Which lines contain the word "JSON"? Return each of them as written.

Records that describe figures
··········

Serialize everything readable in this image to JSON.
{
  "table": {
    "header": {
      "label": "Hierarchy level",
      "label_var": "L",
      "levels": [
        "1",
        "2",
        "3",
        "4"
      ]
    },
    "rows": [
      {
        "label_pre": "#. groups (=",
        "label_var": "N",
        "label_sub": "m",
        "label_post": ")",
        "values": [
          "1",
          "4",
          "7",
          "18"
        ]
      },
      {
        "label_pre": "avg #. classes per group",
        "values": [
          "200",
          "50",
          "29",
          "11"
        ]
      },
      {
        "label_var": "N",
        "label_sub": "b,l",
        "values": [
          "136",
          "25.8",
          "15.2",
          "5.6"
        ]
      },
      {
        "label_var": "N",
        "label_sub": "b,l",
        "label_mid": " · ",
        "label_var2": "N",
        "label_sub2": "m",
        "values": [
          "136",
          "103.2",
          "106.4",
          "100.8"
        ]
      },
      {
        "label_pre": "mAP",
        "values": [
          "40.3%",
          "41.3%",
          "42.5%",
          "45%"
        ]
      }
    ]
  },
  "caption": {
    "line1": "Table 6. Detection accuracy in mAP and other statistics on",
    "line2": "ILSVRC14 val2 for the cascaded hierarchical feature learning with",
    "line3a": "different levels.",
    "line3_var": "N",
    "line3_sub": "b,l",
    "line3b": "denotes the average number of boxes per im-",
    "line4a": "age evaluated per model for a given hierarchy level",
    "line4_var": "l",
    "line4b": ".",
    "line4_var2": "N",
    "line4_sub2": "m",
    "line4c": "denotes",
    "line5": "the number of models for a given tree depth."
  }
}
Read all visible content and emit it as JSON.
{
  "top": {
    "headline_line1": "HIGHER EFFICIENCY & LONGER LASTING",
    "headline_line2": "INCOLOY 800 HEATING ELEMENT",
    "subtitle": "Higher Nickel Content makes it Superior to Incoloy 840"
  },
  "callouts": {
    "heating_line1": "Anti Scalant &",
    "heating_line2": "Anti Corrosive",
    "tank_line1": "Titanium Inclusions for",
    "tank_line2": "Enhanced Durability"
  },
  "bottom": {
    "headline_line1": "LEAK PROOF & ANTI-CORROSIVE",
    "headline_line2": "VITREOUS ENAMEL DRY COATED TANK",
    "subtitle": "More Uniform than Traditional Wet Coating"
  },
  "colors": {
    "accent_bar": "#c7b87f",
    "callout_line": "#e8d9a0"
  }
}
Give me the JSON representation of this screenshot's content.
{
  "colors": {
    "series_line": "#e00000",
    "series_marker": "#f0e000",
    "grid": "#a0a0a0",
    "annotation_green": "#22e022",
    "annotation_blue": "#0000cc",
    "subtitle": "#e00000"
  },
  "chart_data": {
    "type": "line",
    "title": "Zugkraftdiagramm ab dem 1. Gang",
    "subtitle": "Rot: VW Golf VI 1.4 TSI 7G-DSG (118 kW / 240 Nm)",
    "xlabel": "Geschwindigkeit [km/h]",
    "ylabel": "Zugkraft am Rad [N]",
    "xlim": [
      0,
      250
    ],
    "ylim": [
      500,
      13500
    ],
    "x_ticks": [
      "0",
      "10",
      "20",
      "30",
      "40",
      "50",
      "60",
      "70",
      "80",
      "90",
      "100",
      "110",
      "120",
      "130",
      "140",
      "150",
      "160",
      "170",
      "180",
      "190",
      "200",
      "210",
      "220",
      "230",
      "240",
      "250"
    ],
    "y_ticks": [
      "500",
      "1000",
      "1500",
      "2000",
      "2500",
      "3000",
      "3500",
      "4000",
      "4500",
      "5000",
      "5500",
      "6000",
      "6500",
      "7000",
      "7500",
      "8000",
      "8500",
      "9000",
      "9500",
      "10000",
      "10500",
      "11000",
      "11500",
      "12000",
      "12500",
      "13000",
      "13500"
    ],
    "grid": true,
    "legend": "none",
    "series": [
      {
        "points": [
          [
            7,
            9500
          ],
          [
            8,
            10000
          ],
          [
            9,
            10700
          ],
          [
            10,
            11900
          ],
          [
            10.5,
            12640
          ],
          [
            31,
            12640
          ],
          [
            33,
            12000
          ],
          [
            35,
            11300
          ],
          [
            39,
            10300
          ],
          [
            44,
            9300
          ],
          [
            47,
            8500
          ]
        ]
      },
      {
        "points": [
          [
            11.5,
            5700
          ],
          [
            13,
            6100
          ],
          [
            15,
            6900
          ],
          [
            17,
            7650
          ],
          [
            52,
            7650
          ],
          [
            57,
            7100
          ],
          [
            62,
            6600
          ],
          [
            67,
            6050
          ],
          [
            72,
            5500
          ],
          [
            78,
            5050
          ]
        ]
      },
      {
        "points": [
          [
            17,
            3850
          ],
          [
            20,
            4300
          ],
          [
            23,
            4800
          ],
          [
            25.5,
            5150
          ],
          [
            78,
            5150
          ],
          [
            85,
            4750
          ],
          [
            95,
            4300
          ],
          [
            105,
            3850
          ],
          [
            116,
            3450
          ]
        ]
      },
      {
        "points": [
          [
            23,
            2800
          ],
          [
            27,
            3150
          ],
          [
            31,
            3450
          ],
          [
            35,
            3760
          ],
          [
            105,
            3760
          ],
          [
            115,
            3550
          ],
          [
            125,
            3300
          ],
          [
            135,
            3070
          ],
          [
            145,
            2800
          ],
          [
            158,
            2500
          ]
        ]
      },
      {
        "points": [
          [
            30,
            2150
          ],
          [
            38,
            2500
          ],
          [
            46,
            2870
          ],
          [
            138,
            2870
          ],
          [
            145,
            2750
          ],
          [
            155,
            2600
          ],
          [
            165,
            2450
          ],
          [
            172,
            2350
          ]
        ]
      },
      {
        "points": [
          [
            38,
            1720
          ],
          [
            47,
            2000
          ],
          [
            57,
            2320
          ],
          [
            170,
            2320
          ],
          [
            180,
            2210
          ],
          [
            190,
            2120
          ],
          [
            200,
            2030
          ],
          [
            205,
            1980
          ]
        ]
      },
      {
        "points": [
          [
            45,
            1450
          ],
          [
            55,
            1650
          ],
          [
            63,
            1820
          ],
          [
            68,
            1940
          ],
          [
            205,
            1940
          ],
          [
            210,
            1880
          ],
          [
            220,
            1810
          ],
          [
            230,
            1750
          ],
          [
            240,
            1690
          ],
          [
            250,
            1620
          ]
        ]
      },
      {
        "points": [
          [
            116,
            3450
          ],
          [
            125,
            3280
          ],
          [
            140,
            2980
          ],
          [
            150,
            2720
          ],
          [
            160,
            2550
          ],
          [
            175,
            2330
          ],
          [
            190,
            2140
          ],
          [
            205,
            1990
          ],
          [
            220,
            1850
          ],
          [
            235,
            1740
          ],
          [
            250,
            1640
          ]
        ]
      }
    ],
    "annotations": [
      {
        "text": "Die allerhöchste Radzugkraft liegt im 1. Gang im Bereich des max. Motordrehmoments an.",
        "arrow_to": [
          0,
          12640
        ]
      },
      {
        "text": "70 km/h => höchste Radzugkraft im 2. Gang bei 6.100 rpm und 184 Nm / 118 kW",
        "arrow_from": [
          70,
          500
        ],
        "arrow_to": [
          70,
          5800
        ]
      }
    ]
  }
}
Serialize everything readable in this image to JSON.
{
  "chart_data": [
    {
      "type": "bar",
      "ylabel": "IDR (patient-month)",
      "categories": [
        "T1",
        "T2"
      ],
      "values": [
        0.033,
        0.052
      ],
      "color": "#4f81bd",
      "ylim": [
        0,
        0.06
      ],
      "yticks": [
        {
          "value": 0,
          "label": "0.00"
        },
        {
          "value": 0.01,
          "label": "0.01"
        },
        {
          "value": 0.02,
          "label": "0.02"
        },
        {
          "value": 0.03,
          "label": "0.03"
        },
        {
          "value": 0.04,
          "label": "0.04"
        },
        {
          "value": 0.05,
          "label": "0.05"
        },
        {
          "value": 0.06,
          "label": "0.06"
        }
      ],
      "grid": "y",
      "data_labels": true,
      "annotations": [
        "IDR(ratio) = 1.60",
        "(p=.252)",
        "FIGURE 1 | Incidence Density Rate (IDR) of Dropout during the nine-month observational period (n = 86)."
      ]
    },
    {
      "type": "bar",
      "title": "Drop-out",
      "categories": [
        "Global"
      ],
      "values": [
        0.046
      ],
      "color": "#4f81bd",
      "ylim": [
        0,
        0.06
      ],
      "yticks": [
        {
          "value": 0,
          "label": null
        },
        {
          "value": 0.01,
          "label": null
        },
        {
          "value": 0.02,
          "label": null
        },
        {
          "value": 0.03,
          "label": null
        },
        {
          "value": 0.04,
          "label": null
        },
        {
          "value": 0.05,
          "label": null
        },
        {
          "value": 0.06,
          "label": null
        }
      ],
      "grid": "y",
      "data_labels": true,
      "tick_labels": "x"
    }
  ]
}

··········

EXERCISE RESULT:
Serialize everything readable in this image to JSON.
Read all visible content and emit it as JSON.
Give me the JSON representation of this screenshot's content.
Serialize everything readable in this image to JSON.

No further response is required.